*Collected data:*

# # #

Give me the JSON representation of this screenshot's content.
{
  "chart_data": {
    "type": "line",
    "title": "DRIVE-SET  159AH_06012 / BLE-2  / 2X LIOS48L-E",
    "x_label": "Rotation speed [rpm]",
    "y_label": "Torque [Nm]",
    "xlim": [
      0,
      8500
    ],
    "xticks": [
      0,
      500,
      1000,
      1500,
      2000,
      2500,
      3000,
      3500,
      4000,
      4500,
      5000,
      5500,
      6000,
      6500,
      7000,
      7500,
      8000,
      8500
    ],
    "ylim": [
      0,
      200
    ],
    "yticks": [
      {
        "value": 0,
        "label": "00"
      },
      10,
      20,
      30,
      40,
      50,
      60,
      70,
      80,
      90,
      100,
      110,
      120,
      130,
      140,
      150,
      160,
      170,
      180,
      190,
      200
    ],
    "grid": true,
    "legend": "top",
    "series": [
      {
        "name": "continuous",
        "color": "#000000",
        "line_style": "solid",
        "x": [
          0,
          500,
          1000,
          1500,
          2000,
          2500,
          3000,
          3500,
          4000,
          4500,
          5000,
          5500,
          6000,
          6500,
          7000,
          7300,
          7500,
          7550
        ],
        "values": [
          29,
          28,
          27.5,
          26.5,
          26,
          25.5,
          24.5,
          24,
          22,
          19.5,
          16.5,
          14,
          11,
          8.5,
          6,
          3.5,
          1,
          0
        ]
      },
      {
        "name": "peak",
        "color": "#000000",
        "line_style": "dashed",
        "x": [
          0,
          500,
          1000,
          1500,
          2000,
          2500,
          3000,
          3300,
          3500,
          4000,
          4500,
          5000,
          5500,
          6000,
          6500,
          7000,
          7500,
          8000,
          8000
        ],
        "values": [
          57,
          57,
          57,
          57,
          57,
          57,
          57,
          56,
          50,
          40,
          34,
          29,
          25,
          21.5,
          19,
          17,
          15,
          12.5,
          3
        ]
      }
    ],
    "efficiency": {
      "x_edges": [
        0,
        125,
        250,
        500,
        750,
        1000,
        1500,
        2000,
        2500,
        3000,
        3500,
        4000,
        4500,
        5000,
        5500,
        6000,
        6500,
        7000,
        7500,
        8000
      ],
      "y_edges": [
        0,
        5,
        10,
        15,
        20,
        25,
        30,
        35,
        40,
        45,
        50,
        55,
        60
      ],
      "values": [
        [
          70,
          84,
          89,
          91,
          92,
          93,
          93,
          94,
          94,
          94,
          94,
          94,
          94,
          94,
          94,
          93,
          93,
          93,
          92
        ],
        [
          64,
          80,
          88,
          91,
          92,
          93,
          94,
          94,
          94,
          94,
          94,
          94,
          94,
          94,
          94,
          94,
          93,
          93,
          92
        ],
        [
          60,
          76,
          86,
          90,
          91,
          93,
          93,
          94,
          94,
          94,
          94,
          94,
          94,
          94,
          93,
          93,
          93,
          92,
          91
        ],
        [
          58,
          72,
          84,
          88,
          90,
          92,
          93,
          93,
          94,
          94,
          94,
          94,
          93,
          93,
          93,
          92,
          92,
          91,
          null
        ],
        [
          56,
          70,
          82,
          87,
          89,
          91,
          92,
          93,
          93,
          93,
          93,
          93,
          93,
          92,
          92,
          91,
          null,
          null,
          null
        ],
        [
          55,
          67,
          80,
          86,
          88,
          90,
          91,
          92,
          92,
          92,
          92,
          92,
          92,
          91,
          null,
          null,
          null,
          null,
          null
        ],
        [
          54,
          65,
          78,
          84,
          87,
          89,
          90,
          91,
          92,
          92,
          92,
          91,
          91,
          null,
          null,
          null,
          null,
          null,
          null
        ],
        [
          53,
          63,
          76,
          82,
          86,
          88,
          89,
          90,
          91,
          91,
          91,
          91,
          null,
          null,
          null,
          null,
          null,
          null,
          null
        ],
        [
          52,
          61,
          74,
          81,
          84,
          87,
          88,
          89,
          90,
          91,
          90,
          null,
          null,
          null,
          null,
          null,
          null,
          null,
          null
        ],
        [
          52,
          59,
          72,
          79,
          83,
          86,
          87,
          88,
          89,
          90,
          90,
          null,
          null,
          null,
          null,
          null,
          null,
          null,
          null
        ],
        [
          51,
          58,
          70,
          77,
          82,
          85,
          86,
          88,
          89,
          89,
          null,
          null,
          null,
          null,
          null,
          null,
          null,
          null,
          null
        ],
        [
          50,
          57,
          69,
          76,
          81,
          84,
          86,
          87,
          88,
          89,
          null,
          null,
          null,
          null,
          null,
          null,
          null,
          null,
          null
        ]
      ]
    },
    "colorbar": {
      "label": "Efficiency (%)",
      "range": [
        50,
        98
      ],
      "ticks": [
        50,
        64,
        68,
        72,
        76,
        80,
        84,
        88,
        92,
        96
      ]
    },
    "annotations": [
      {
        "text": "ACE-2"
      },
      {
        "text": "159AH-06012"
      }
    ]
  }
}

# # #

*EXERCISE GOAL:* Provide all the records again, word for word.

*ANSWER TO THE TASK:*
Give me the JSON representation of this screenshot's content.
{
  "chart_data": {
    "type": "line",
    "title": "DRIVE-SET  159AH_06012 / BLE-2  / 2X LIOS48L-E",
    "x_label": "Rotation speed [rpm]",
    "y_label": "Torque [Nm]",
    "xlim": [
      0,
      8500
    ],
    "xticks": [
      0,
      500,
      1000,
      1500,
      2000,
      2500,
      3000,
      3500,
      4000,
      4500,
      5000,
      5500,
      6000,
      6500,
      7000,
      7500,
      8000,
      8500
    ],
    "ylim": [
      0,
      200
    ],
    "yticks": [
      {
        "value": 0,
        "label": "00"
      },
      10,
      20,
      30,
      40,
      50,
      60,
      70,
      80,
      90,
      100,
      110,
      120,
      130,
      140,
      150,
      160,
      170,
      180,
      190,
      200
    ],
    "grid": true,
    "legend": "top",
    "series": [
      {
        "name": "continuous",
        "color": "#000000",
        "line_style": "solid",
        "x": [
          0,
          500,
          1000,
          1500,
          2000,
          2500,
          3000,
          3500,
          4000,
          4500,
          5000,
          5500,
          6000,
          6500,
          7000,
          7300,
          7500,
          7550
        ],
        "values": [
          29,
          28,
          27.5,
          26.5,
          26,
          25.5,
          24.5,
          24,
          22,
          19.5,
          16.5,
          14,
          11,
          8.5,
          6,
          3.5,
          1,
          0
        ]
      },
      {
        "name": "peak",
        "color": "#000000",
        "line_style": "dashed",
        "x": [
          0,
          500,
          1000,
          1500,
          2000,
          2500,
          3000,
          3300,
          3500,
          4000,
          4500,
          5000,
          5500,
          6000,
          6500,
          7000,
          7500,
          8000,
          8000
        ],
        "values": [
          57,
          57,
          57,
          57,
          57,
          57,
          57,
          56,
          50,
          40,
          34,
          29,
          25,
          21.5,
          19,
          17,
          15,
          12.5,
          3
        ]
      }
    ],
    "efficiency": {
      "x_edges": [
        0,
        125,
        250,
        500,
        750,
        1000,
        1500,
        2000,
        2500,
        3000,
        3500,
        4000,
        4500,
        5000,
        5500,
        6000,
        6500,
        7000,
        7500,
        8000
      ],
      "y_edges": [
        0,
        5,
        10,
        15,
        20,
        25,
        30,
        35,
        40,
        45,
        50,
        55,
        60
      ],
      "values": [
        [
          70,
          84,
          89,
          91,
          92,
          93,
          93,
          94,
          94,
          94,
          94,
          94,
          94,
          94,
          94,
          93,
          93,
          93,
          92
        ],
        [
          64,
          80,
          88,
          91,
          92,
          93,
          94,
          94,
          94,
          94,
          94,
          94,
          94,
          94,
          94,
          94,
          93,
          93,
          92
        ],
        [
          60,
          76,
          86,
          90,
          91,
          93,
          93,
          94,
          94,
          94,
          94,
          94,
          94,
          94,
          93,
          93,
          93,
          92,
          91
        ],
        [
          58,
          72,
          84,
          88,
          90,
          92,
          93,
          93,
          94,
          94,
          94,
          94,
          93,
          93,
          93,
          92,
          92,
          91,
          null
        ],
        [
          56,
          70,
          82,
          87,
          89,
          91,
          92,
          93,
          93,
          93,
          93,
          93,
          93,
          92,
          92,
          91,
          null,
          null,
          null
        ],
        [
          55,
          67,
          80,
          86,
          88,
          90,
          91,
          92,
          92,
          92,
          92,
          92,
          92,
          91,
          null,
          null,
          null,
          null,
          null
        ],
        [
          54,
          65,
          78,
          84,
          87,
          89,
          90,
          91,
          92,
          92,
          92,
          91,
          91,
          null,
          null,
          null,
          null,
          null,
          null
        ],
        [
          53,
          63,
          76,
          82,
          86,
          88,
          89,
          90,
          91,
          91,
          91,
          91,
          null,
          null,
          null,
          null,
          null,
          null,
          null
        ],
        [
          52,
          61,
          74,
          81,
          84,
          87,
          88,
          89,
          90,
          91,
          90,
          null,
          null,
          null,
          null,
          null,
          null,
          null,
          null
        ],
        [
          52,
          59,
          72,
          79,
          83,
          86,
          87,
          88,
          89,
          90,
          90,
          null,
          null,
          null,
          null,
          null,
          null,
          null,
          null
        ],
        [
          51,
          58,
          70,
          77,
          82,
          85,
          86,
          88,
          89,
          89,
          null,
          null,
          null,
          null,
          null,
          null,
          null,
          null,
          null
        ],
        [
          50,
          57,
          69,
          76,
          81,
          84,
          86,
          87,
          88,
          89,
          null,
          null,
          null,
          null,
          null,
          null,
          null,
          null,
          null
        ]
      ]
    },
    "colorbar": {
      "label": "Efficiency (%)",
      "range": [
        50,
        98
      ],
      "ticks": [
        50,
        64,
        68,
        72,
        76,
        80,
        84,
        88,
        92,
        96
      ]
    },
    "annotations": [
      {
        "text": "ACE-2"
      },
      {
        "text": "159AH-06012"
      }
    ]
  }
}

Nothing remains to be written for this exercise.